start Provided data

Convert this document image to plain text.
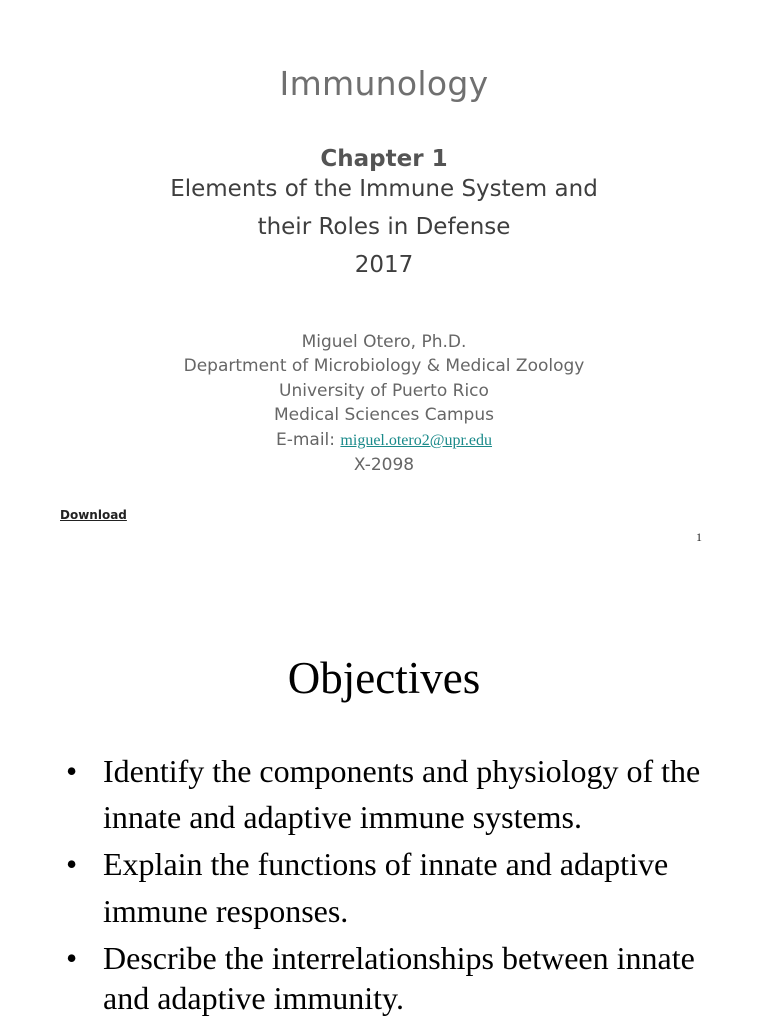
Immunology
Chapter 1
Elements of the Immune System and
their Roles in Defense
2017
Miguel Otero, Ph.D.
Department of Microbiology & Medical Zoology
University of Puerto Rico
Medical Sciences Campus
E-mail: miguel.otero2@upr.edu
X-2098
Download
1
Objectives
• Identify the components and physiology of the innate and adaptive immune systems.
• Explain the functions of innate and adaptive immune responses.
• Describe the interrelationships between innate and adaptive immunity.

end Provided data

» **Written task**
Identify and copy lines that hold the string "adaptive".

» **Output of the exercise**
• Identify the components and physiology of the innate and adaptive immune systems.
• Explain the functions of innate and adaptive immune responses.
• Describe the interrelationships between innate and adaptive immunity.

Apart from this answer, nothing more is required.